--- start ---

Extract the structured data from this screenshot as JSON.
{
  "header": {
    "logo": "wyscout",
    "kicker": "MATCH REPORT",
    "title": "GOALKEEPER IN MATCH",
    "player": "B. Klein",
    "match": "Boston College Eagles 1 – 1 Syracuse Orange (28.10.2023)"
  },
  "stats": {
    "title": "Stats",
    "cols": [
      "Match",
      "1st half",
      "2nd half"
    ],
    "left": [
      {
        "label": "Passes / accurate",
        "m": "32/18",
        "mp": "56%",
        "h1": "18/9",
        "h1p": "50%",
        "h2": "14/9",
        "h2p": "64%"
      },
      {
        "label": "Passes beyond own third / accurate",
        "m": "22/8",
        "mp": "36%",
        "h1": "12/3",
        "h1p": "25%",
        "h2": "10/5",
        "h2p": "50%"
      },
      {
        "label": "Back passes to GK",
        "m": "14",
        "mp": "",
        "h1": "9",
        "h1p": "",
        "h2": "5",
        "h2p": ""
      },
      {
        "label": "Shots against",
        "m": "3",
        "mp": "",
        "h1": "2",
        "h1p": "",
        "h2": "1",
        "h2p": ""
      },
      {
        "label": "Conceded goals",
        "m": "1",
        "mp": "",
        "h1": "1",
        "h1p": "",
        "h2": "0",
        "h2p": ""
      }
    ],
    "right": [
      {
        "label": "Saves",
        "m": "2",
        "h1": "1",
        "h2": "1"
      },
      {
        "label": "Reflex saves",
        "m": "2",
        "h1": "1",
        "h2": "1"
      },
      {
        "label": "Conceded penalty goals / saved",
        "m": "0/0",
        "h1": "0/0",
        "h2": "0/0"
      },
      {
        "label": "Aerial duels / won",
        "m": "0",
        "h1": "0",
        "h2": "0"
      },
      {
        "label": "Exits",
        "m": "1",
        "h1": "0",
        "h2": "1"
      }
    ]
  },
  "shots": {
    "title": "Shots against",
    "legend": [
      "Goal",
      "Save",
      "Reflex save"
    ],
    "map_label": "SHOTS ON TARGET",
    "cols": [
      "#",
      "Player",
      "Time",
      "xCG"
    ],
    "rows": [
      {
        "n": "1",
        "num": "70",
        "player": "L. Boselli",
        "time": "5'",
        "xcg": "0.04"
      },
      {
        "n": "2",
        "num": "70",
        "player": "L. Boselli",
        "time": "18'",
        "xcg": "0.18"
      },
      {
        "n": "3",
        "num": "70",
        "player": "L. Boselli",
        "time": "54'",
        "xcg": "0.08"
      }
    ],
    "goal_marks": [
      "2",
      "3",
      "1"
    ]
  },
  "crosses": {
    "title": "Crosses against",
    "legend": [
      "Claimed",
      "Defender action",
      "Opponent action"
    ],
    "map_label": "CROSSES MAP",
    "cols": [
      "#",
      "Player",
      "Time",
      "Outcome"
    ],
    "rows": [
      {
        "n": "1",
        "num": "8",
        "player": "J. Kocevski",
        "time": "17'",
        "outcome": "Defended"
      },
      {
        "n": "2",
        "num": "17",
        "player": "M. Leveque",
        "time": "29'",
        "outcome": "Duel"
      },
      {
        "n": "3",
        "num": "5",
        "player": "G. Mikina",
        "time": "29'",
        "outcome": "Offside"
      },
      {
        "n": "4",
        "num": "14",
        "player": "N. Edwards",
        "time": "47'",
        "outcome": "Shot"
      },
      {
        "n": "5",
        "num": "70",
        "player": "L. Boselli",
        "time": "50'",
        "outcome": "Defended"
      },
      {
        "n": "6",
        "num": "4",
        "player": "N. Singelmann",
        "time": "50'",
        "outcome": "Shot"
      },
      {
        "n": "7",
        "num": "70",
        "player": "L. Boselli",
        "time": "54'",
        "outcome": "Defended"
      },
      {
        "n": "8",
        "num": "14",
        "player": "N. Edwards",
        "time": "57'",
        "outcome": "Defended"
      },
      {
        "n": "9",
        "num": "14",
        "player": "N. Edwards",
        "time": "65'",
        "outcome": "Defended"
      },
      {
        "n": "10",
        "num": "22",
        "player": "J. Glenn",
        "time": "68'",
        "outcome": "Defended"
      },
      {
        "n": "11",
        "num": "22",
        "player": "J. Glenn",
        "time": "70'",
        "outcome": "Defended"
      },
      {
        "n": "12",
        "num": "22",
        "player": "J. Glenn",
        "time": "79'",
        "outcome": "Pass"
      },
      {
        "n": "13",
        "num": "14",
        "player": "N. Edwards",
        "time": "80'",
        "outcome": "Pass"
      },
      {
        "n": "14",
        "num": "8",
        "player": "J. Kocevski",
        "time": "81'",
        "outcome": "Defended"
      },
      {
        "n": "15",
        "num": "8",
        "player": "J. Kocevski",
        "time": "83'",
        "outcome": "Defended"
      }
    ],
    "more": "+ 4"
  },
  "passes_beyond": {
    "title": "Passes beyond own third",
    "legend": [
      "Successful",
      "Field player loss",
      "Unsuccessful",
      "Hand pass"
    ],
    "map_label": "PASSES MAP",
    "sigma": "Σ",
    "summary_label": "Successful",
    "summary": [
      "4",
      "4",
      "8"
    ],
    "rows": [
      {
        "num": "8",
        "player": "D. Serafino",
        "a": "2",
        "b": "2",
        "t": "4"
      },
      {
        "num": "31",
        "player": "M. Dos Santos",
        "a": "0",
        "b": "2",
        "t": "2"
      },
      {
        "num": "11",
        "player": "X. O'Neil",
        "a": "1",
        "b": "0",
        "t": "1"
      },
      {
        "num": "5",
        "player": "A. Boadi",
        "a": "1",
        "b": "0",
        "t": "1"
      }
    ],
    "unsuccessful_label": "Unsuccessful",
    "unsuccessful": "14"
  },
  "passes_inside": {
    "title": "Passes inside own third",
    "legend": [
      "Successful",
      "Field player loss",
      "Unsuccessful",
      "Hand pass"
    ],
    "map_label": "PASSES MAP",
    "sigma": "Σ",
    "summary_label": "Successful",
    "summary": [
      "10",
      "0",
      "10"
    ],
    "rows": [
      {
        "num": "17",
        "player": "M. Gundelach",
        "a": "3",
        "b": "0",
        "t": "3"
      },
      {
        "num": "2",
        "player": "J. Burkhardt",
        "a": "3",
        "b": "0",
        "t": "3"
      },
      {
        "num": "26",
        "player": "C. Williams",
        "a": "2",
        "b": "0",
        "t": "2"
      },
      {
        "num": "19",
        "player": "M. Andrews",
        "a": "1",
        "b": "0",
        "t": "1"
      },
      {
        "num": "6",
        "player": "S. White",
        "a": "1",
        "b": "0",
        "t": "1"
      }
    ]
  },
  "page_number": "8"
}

--- end ---

**Instruction:**
Extract all the material, leaving every line as it is.

**Result of the task:**
Extract the structured data from this screenshot as JSON.
{
  "header": {
    "logo": "wyscout",
    "kicker": "MATCH REPORT",
    "title": "GOALKEEPER IN MATCH",
    "player": "B. Klein",
    "match": "Boston College Eagles 1 – 1 Syracuse Orange (28.10.2023)"
  },
  "stats": {
    "title": "Stats",
    "cols": [
      "Match",
      "1st half",
      "2nd half"
    ],
    "left": [
      {
        "label": "Passes / accurate",
        "m": "32/18",
        "mp": "56%",
        "h1": "18/9",
        "h1p": "50%",
        "h2": "14/9",
        "h2p": "64%"
      },
      {
        "label": "Passes beyond own third / accurate",
        "m": "22/8",
        "mp": "36%",
        "h1": "12/3",
        "h1p": "25%",
        "h2": "10/5",
        "h2p": "50%"
      },
      {
        "label": "Back passes to GK",
        "m": "14",
        "mp": "",
        "h1": "9",
        "h1p": "",
        "h2": "5",
        "h2p": ""
      },
      {
        "label": "Shots against",
        "m": "3",
        "mp": "",
        "h1": "2",
        "h1p": "",
        "h2": "1",
        "h2p": ""
      },
      {
        "label": "Conceded goals",
        "m": "1",
        "mp": "",
        "h1": "1",
        "h1p": "",
        "h2": "0",
        "h2p": ""
      }
    ],
    "right": [
      {
        "label": "Saves",
        "m": "2",
        "h1": "1",
        "h2": "1"
      },
      {
        "label": "Reflex saves",
        "m": "2",
        "h1": "1",
        "h2": "1"
      },
      {
        "label": "Conceded penalty goals / saved",
        "m": "0/0",
        "h1": "0/0",
        "h2": "0/0"
      },
      {
        "label": "Aerial duels / won",
        "m": "0",
        "h1": "0",
        "h2": "0"
      },
      {
        "label": "Exits",
        "m": "1",
        "h1": "0",
        "h2": "1"
      }
    ]
  },
  "shots": {
    "title": "Shots against",
    "legend": [
      "Goal",
      "Save",
      "Reflex save"
    ],
    "map_label": "SHOTS ON TARGET",
    "cols": [
      "#",
      "Player",
      "Time",
      "xCG"
    ],
    "rows": [
      {
        "n": "1",
        "num": "70",
        "player": "L. Boselli",
        "time": "5'",
        "xcg": "0.04"
      },
      {
        "n": "2",
        "num": "70",
        "player": "L. Boselli",
        "time": "18'",
        "xcg": "0.18"
      },
      {
        "n": "3",
        "num": "70",
        "player": "L. Boselli",
        "time": "54'",
        "xcg": "0.08"
      }
    ],
    "goal_marks": [
      "2",
      "3",
      "1"
    ]
  },
  "crosses": {
    "title": "Crosses against",
    "legend": [
      "Claimed",
      "Defender action",
      "Opponent action"
    ],
    "map_label": "CROSSES MAP",
    "cols": [
      "#",
      "Player",
      "Time",
      "Outcome"
    ],
    "rows": [
      {
        "n": "1",
        "num": "8",
        "player": "J. Kocevski",
        "time": "17'",
        "outcome": "Defended"
      },
      {
        "n": "2",
        "num": "17",
        "player": "M. Leveque",
        "time": "29'",
        "outcome": "Duel"
      },
      {
        "n": "3",
        "num": "5",
        "player": "G. Mikina",
        "time": "29'",
        "outcome": "Offside"
      },
      {
        "n": "4",
        "num": "14",
        "player": "N. Edwards",
        "time": "47'",
        "outcome": "Shot"
      },
      {
        "n": "5",
        "num": "70",
        "player": "L. Boselli",
        "time": "50'",
        "outcome": "Defended"
      },
      {
        "n": "6",
        "num": "4",
        "player": "N. Singelmann",
        "time": "50'",
        "outcome": "Shot"
      },
      {
        "n": "7",
        "num": "70",
        "player": "L. Boselli",
        "time": "54'",
        "outcome": "Defended"
      },
      {
        "n": "8",
        "num": "14",
        "player": "N. Edwards",
        "time": "57'",
        "outcome": "Defended"
      },
      {
        "n": "9",
        "num": "14",
        "player": "N. Edwards",
        "time": "65'",
        "outcome": "Defended"
      },
      {
        "n": "10",
        "num": "22",
        "player": "J. Glenn",
        "time": "68'",
        "outcome": "Defended"
      },
      {
        "n": "11",
        "num": "22",
        "player": "J. Glenn",
        "time": "70'",
        "outcome": "Defended"
      },
      {
        "n": "12",
        "num": "22",
        "player": "J. Glenn",
        "time": "79'",
        "outcome": "Pass"
      },
      {
        "n": "13",
        "num": "14",
        "player": "N. Edwards",
        "time": "80'",
        "outcome": "Pass"
      },
      {
        "n": "14",
        "num": "8",
        "player": "J. Kocevski",
        "time": "81'",
        "outcome": "Defended"
      },
      {
        "n": "15",
        "num": "8",
        "player": "J. Kocevski",
        "time": "83'",
        "outcome": "Defended"
      }
    ],
    "more": "+ 4"
  },
  "passes_beyond": {
    "title": "Passes beyond own third",
    "legend": [
      "Successful",
      "Field player loss",
      "Unsuccessful",
      "Hand pass"
    ],
    "map_label": "PASSES MAP",
    "sigma": "Σ",
    "summary_label": "Successful",
    "summary": [
      "4",
      "4",
      "8"
    ],
    "rows": [
      {
        "num": "8",
        "player": "D. Serafino",
        "a": "2",
        "b": "2",
        "t": "4"
      },
      {
        "num": "31",
        "player": "M. Dos Santos",
        "a": "0",
        "b": "2",
        "t": "2"
      },
      {
        "num": "11",
        "player": "X. O'Neil",
        "a": "1",
        "b": "0",
        "t": "1"
      },
      {
        "num": "5",
        "player": "A. Boadi",
        "a": "1",
        "b": "0",
        "t": "1"
      }
    ],
    "unsuccessful_label": "Unsuccessful",
    "unsuccessful": "14"
  },
  "passes_inside": {
    "title": "Passes inside own third",
    "legend": [
      "Successful",
      "Field player loss",
      "Unsuccessful",
      "Hand pass"
    ],
    "map_label": "PASSES MAP",
    "sigma": "Σ",
    "summary_label": "Successful",
    "summary": [
      "10",
      "0",
      "10"
    ],
    "rows": [
      {
        "num": "17",
        "player": "M. Gundelach",
        "a": "3",
        "b": "0",
        "t": "3"
      },
      {
        "num": "2",
        "player": "J. Burkhardt",
        "a": "3",
        "b": "0",
        "t": "3"
      },
      {
        "num": "26",
        "player": "C. Williams",
        "a": "2",
        "b": "0",
        "t": "2"
      },
      {
        "num": "19",
        "player": "M. Andrews",
        "a": "1",
        "b": "0",
        "t": "1"
      },
      {
        "num": "6",
        "player": "S. White",
        "a": "1",
        "b": "0",
        "t": "1"
      }
    ]
  },
  "page_number": "8"
}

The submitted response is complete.